** EXERCISE **
Write out all of the entries exactly, please.

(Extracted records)
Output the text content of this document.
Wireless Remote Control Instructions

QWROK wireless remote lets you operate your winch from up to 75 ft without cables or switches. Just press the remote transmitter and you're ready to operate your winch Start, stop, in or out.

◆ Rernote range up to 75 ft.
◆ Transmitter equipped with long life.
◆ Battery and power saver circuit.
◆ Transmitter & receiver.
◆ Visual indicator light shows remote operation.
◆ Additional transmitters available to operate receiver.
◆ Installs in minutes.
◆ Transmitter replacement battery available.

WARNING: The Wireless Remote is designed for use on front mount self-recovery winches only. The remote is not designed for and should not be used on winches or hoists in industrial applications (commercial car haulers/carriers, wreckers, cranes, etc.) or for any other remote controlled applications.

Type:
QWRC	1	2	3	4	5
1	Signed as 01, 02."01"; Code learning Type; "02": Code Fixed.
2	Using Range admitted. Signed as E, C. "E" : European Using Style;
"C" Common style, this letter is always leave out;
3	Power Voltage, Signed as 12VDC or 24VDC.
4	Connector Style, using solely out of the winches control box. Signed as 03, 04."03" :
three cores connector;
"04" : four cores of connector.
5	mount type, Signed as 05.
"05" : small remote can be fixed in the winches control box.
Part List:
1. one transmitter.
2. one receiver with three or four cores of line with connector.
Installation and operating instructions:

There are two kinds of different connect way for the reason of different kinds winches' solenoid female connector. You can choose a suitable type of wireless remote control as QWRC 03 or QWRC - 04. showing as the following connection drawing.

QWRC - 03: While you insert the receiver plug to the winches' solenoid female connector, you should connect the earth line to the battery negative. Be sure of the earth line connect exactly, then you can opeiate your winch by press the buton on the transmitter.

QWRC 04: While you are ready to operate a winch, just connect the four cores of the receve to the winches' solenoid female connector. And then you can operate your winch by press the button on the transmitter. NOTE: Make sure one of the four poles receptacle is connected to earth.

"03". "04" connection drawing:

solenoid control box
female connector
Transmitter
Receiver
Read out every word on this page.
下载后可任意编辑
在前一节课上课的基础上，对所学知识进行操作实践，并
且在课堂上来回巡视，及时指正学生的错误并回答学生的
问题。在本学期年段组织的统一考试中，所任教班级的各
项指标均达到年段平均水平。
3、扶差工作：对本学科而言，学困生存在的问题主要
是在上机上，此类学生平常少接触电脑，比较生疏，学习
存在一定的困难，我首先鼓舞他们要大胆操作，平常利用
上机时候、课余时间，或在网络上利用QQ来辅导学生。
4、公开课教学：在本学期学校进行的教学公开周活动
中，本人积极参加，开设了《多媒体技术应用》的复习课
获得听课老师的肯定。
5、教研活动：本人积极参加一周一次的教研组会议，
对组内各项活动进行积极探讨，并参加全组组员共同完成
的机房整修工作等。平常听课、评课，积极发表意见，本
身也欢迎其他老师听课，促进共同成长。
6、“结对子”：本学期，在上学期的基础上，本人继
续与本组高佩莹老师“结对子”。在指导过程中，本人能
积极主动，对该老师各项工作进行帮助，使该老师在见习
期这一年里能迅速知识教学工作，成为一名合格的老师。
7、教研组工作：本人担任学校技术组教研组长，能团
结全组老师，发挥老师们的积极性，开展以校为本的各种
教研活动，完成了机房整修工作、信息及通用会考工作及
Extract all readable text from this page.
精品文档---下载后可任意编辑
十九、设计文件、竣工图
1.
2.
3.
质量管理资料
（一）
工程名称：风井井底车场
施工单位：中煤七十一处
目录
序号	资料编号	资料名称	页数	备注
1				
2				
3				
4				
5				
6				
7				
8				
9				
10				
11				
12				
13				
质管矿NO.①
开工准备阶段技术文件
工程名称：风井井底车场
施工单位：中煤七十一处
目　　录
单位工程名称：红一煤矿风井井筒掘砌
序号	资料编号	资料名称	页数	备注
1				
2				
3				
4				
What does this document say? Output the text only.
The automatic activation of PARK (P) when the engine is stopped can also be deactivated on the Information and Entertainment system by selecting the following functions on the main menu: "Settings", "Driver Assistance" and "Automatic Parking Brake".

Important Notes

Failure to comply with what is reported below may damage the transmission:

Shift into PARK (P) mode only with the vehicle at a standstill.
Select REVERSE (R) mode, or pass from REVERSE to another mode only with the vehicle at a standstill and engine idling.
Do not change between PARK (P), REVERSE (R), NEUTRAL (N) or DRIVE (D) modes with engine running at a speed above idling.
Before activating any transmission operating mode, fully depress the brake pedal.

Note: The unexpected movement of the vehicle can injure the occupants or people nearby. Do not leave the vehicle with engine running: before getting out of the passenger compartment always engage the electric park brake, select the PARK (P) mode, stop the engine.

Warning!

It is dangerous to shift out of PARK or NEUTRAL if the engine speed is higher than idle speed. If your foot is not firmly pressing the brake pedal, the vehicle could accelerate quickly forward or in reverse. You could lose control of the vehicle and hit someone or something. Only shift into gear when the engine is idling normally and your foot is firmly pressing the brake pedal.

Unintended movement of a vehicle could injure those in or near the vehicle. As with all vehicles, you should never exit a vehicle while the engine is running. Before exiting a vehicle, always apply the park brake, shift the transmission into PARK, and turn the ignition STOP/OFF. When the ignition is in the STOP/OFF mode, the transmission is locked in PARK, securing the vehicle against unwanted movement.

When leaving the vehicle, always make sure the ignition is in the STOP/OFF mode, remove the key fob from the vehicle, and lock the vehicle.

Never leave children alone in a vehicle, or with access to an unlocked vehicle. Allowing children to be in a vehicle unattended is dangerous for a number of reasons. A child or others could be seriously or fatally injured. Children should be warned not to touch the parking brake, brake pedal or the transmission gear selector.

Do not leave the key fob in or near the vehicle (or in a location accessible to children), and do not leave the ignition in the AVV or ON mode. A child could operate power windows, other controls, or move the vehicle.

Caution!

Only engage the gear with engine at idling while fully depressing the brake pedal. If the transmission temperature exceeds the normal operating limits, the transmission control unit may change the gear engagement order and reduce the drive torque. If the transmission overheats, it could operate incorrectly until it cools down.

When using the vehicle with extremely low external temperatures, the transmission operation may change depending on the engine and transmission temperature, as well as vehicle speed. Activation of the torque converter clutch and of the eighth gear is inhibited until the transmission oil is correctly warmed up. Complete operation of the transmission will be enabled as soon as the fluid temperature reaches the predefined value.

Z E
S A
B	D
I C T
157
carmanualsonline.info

** CORRECT ANSWER **
Output the text content of this document.
Wireless Remote Control Instructions

QWROK wireless remote lets you operate your winch from up to 75 ft without cables or switches. Just press the remote transmitter and you're ready to operate your winch Start, stop, in or out.

◆ Rernote range up to 75 ft.
◆ Transmitter equipped with long life.
◆ Battery and power saver circuit.
◆ Transmitter & receiver.
◆ Visual indicator light shows remote operation.
◆ Additional transmitters available to operate receiver.
◆ Installs in minutes.
◆ Transmitter replacement battery available.

WARNING: The Wireless Remote is designed for use on front mount self-recovery winches only. The remote is not designed for and should not be used on winches or hoists in industrial applications (commercial car haulers/carriers, wreckers, cranes, etc.) or for any other remote controlled applications.

Type:
QWRC	1	2	3	4	5
1	Signed as 01, 02."01"; Code learning Type; "02": Code Fixed.
2	Using Range admitted. Signed as E, C. "E" : European Using Style;
"C" Common style, this letter is always leave out;
3	Power Voltage, Signed as 12VDC or 24VDC.
4	Connector Style, using solely out of the winches control box. Signed as 03, 04."03" :
three cores connector;
"04" : four cores of connector.
5	mount type, Signed as 05.
"05" : small remote can be fixed in the winches control box.
Part List:
1. one transmitter.
2. one receiver with three or four cores of line with connector.
Installation and operating instructions:

There are two kinds of different connect way for the reason of different kinds winches' solenoid female connector. You can choose a suitable type of wireless remote control as QWRC 03 or QWRC - 04. showing as the following connection drawing.

QWRC - 03: While you insert the receiver plug to the winches' solenoid female connector, you should connect the earth line to the battery negative. Be sure of the earth line connect exactly, then you can opeiate your winch by press the buton on the transmitter.

QWRC 04: While you are ready to operate a winch, just connect the four cores of the receve to the winches' solenoid female connector. And then you can operate your winch by press the button on the transmitter. NOTE: Make sure one of the four poles receptacle is connected to earth.

"03". "04" connection drawing:

solenoid control box
female connector
Transmitter
Receiver
Read out every word on this page.
下载后可任意编辑
在前一节课上课的基础上，对所学知识进行操作实践，并
且在课堂上来回巡视，及时指正学生的错误并回答学生的
问题。在本学期年段组织的统一考试中，所任教班级的各
项指标均达到年段平均水平。
3、扶差工作：对本学科而言，学困生存在的问题主要
是在上机上，此类学生平常少接触电脑，比较生疏，学习
存在一定的困难，我首先鼓舞他们要大胆操作，平常利用
上机时候、课余时间，或在网络上利用QQ来辅导学生。
4、公开课教学：在本学期学校进行的教学公开周活动
中，本人积极参加，开设了《多媒体技术应用》的复习课
获得听课老师的肯定。
5、教研活动：本人积极参加一周一次的教研组会议，
对组内各项活动进行积极探讨，并参加全组组员共同完成
的机房整修工作等。平常听课、评课，积极发表意见，本
身也欢迎其他老师听课，促进共同成长。
6、“结对子”：本学期，在上学期的基础上，本人继
续与本组高佩莹老师“结对子”。在指导过程中，本人能
积极主动，对该老师各项工作进行帮助，使该老师在见习
期这一年里能迅速知识教学工作，成为一名合格的老师。
7、教研组工作：本人担任学校技术组教研组长，能团
结全组老师，发挥老师们的积极性，开展以校为本的各种
教研活动，完成了机房整修工作、信息及通用会考工作及
Extract all readable text from this page.
精品文档---下载后可任意编辑
十九、设计文件、竣工图
1.
2.
3.
质量管理资料
（一）
工程名称：风井井底车场
施工单位：中煤七十一处
目录
序号	资料编号	资料名称	页数	备注
1				
2				
3				
4				
5				
6				
7				
8				
9				
10				
11				
12				
13				
质管矿NO.①
开工准备阶段技术文件
工程名称：风井井底车场
施工单位：中煤七十一处
目　　录
单位工程名称：红一煤矿风井井筒掘砌
序号	资料编号	资料名称	页数	备注
1				
2				
3				
4				
What does this document say? Output the text only.
The automatic activation of PARK (P) when the engine is stopped can also be deactivated on the Information and Entertainment system by selecting the following functions on the main menu: "Settings", "Driver Assistance" and "Automatic Parking Brake".

Important Notes

Failure to comply with what is reported below may damage the transmission:

Shift into PARK (P) mode only with the vehicle at a standstill.
Select REVERSE (R) mode, or pass from REVERSE to another mode only with the vehicle at a standstill and engine idling.
Do not change between PARK (P), REVERSE (R), NEUTRAL (N) or DRIVE (D) modes with engine running at a speed above idling.
Before activating any transmission operating mode, fully depress the brake pedal.

Note: The unexpected movement of the vehicle can injure the occupants or people nearby. Do not leave the vehicle with engine running: before getting out of the passenger compartment always engage the electric park brake, select the PARK (P) mode, stop the engine.

Warning!

It is dangerous to shift out of PARK or NEUTRAL if the engine speed is higher than idle speed. If your foot is not firmly pressing the brake pedal, the vehicle could accelerate quickly forward or in reverse. You could lose control of the vehicle and hit someone or something. Only shift into gear when the engine is idling normally and your foot is firmly pressing the brake pedal.

Unintended movement of a vehicle could injure those in or near the vehicle. As with all vehicles, you should never exit a vehicle while the engine is running. Before exiting a vehicle, always apply the park brake, shift the transmission into PARK, and turn the ignition STOP/OFF. When the ignition is in the STOP/OFF mode, the transmission is locked in PARK, securing the vehicle against unwanted movement.

When leaving the vehicle, always make sure the ignition is in the STOP/OFF mode, remove the key fob from the vehicle, and lock the vehicle.

Never leave children alone in a vehicle, or with access to an unlocked vehicle. Allowing children to be in a vehicle unattended is dangerous for a number of reasons. A child or others could be seriously or fatally injured. Children should be warned not to touch the parking brake, brake pedal or the transmission gear selector.

Do not leave the key fob in or near the vehicle (or in a location accessible to children), and do not leave the ignition in the AVV or ON mode. A child could operate power windows, other controls, or move the vehicle.

Caution!

Only engage the gear with engine at idling while fully depressing the brake pedal. If the transmission temperature exceeds the normal operating limits, the transmission control unit may change the gear engagement order and reduce the drive torque. If the transmission overheats, it could operate incorrectly until it cools down.

When using the vehicle with extremely low external temperatures, the transmission operation may change depending on the engine and transmission temperature, as well as vehicle speed. Activation of the torque converter clutch and of the eighth gear is inhibited until the transmission oil is correctly warmed up. Complete operation of the transmission will be enabled as soon as the fluid temperature reaches the predefined value.

Z E
S A
B	D
I C T
157
carmanualsonline.info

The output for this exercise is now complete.